*Stated goal:*
Repeat the whole listing exactly.

Stored data entries
━━━━━━━━━━━━━━━━━━━━━━━━━━━━━━

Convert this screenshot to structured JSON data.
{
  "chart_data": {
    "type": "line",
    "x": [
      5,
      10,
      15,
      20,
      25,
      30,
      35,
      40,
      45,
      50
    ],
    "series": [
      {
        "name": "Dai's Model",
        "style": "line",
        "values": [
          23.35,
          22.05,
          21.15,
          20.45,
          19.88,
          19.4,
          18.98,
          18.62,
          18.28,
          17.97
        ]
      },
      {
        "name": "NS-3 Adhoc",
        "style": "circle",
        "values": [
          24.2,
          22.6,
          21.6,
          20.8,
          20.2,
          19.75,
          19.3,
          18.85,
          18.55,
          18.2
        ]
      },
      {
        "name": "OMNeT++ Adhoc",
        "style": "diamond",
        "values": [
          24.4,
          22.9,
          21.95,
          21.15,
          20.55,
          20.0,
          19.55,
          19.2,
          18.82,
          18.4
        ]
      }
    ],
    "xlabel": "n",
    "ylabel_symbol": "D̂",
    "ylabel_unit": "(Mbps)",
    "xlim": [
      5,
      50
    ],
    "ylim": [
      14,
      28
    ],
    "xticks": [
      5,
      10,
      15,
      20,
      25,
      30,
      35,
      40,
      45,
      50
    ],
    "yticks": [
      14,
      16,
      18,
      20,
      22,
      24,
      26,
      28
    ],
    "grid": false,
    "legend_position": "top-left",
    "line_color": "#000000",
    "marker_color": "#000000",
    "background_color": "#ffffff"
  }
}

━━━━━━━━━━━━━━━━━━━━━━━━━━━━━━

*Expected output:*
Convert this screenshot to structured JSON data.
{
  "chart_data": {
    "type": "line",
    "x": [
      5,
      10,
      15,
      20,
      25,
      30,
      35,
      40,
      45,
      50
    ],
    "series": [
      {
        "name": "Dai's Model",
        "style": "line",
        "values": [
          23.35,
          22.05,
          21.15,
          20.45,
          19.88,
          19.4,
          18.98,
          18.62,
          18.28,
          17.97
        ]
      },
      {
        "name": "NS-3 Adhoc",
        "style": "circle",
        "values": [
          24.2,
          22.6,
          21.6,
          20.8,
          20.2,
          19.75,
          19.3,
          18.85,
          18.55,
          18.2
        ]
      },
      {
        "name": "OMNeT++ Adhoc",
        "style": "diamond",
        "values": [
          24.4,
          22.9,
          21.95,
          21.15,
          20.55,
          20.0,
          19.55,
          19.2,
          18.82,
          18.4
        ]
      }
    ],
    "xlabel": "n",
    "ylabel_symbol": "D̂",
    "ylabel_unit": "(Mbps)",
    "xlim": [
      5,
      50
    ],
    "ylim": [
      14,
      28
    ],
    "xticks": [
      5,
      10,
      15,
      20,
      25,
      30,
      35,
      40,
      45,
      50
    ],
    "yticks": [
      14,
      16,
      18,
      20,
      22,
      24,
      26,
      28
    ],
    "grid": false,
    "legend_position": "top-left",
    "line_color": "#000000",
    "marker_color": "#000000",
    "background_color": "#ffffff"
  }
}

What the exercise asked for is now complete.